# Input for this task start
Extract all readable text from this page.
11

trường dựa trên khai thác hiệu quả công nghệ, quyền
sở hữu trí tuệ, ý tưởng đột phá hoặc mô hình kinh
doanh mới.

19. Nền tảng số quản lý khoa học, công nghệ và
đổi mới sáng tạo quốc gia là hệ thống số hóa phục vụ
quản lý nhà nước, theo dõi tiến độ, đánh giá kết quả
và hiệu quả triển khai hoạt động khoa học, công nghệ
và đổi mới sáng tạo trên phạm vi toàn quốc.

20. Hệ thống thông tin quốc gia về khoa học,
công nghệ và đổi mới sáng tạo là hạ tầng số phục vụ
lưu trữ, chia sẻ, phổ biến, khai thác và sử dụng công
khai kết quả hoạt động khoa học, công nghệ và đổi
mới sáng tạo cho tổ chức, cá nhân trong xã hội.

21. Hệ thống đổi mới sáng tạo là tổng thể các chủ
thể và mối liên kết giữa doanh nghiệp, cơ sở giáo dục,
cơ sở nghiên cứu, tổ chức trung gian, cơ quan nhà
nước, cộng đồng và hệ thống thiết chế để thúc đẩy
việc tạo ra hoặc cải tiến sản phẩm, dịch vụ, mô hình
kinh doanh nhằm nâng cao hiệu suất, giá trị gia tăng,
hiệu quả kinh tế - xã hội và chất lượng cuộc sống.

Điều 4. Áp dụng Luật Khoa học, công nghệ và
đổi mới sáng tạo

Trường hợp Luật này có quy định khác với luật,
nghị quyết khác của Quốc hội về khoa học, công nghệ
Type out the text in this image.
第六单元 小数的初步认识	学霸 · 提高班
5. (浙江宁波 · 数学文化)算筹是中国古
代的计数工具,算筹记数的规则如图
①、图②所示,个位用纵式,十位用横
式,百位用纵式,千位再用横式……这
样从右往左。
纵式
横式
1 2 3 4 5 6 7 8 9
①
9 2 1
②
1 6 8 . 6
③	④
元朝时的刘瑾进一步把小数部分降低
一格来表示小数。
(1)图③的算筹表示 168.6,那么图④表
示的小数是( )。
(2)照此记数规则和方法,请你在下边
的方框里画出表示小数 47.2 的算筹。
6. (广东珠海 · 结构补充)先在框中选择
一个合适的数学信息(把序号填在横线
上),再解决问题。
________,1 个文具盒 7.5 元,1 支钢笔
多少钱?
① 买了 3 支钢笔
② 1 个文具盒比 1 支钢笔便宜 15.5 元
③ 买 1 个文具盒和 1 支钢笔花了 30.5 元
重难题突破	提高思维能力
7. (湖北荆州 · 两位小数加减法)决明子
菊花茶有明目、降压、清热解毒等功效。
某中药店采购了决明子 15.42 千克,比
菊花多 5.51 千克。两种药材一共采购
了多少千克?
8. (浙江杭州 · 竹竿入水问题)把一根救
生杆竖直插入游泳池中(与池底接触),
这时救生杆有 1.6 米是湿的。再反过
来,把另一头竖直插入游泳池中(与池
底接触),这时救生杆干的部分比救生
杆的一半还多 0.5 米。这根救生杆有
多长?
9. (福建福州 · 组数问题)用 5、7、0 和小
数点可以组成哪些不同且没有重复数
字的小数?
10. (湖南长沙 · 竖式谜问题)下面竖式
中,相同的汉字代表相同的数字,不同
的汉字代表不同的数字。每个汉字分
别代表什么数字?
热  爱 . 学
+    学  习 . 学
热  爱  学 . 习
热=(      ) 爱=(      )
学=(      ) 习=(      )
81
# Input for this task end
Task statement:
Write out the data exactly as it stands.

Response to this exercise:
Extract all readable text from this page.
11

trường dựa trên khai thác hiệu quả công nghệ, quyền
sở hữu trí tuệ, ý tưởng đột phá hoặc mô hình kinh
doanh mới.

19. Nền tảng số quản lý khoa học, công nghệ và
đổi mới sáng tạo quốc gia là hệ thống số hóa phục vụ
quản lý nhà nước, theo dõi tiến độ, đánh giá kết quả
và hiệu quả triển khai hoạt động khoa học, công nghệ
và đổi mới sáng tạo trên phạm vi toàn quốc.

20. Hệ thống thông tin quốc gia về khoa học,
công nghệ và đổi mới sáng tạo là hạ tầng số phục vụ
lưu trữ, chia sẻ, phổ biến, khai thác và sử dụng công
khai kết quả hoạt động khoa học, công nghệ và đổi
mới sáng tạo cho tổ chức, cá nhân trong xã hội.

21. Hệ thống đổi mới sáng tạo là tổng thể các chủ
thể và mối liên kết giữa doanh nghiệp, cơ sở giáo dục,
cơ sở nghiên cứu, tổ chức trung gian, cơ quan nhà
nước, cộng đồng và hệ thống thiết chế để thúc đẩy
việc tạo ra hoặc cải tiến sản phẩm, dịch vụ, mô hình
kinh doanh nhằm nâng cao hiệu suất, giá trị gia tăng,
hiệu quả kinh tế - xã hội và chất lượng cuộc sống.

Điều 4. Áp dụng Luật Khoa học, công nghệ và
đổi mới sáng tạo

Trường hợp Luật này có quy định khác với luật,
nghị quyết khác của Quốc hội về khoa học, công nghệ
Type out the text in this image.
第六单元 小数的初步认识	学霸 · 提高班
5. (浙江宁波 · 数学文化)算筹是中国古
代的计数工具,算筹记数的规则如图
①、图②所示,个位用纵式,十位用横
式,百位用纵式,千位再用横式……这
样从右往左。
纵式
横式
1 2 3 4 5 6 7 8 9
①
9 2 1
②
1 6 8 . 6
③	④
元朝时的刘瑾进一步把小数部分降低
一格来表示小数。
(1)图③的算筹表示 168.6,那么图④表
示的小数是( )。
(2)照此记数规则和方法,请你在下边
的方框里画出表示小数 47.2 的算筹。
6. (广东珠海 · 结构补充)先在框中选择
一个合适的数学信息(把序号填在横线
上),再解决问题。
________,1 个文具盒 7.5 元,1 支钢笔
多少钱?
① 买了 3 支钢笔
② 1 个文具盒比 1 支钢笔便宜 15.5 元
③ 买 1 个文具盒和 1 支钢笔花了 30.5 元
重难题突破	提高思维能力
7. (湖北荆州 · 两位小数加减法)决明子
菊花茶有明目、降压、清热解毒等功效。
某中药店采购了决明子 15.42 千克,比
菊花多 5.51 千克。两种药材一共采购
了多少千克?
8. (浙江杭州 · 竹竿入水问题)把一根救
生杆竖直插入游泳池中(与池底接触),
这时救生杆有 1.6 米是湿的。再反过
来,把另一头竖直插入游泳池中(与池
底接触),这时救生杆干的部分比救生
杆的一半还多 0.5 米。这根救生杆有
多长?
9. (福建福州 · 组数问题)用 5、7、0 和小
数点可以组成哪些不同且没有重复数
字的小数?
10. (湖南长沙 · 竖式谜问题)下面竖式
中,相同的汉字代表相同的数字,不同
的汉字代表不同的数字。每个汉字分
别代表什么数字?
热  爱 . 学
+    学  习 . 学
热  爱  学 . 习
热=(      ) 爱=(      )
学=(      ) 习=(      )
81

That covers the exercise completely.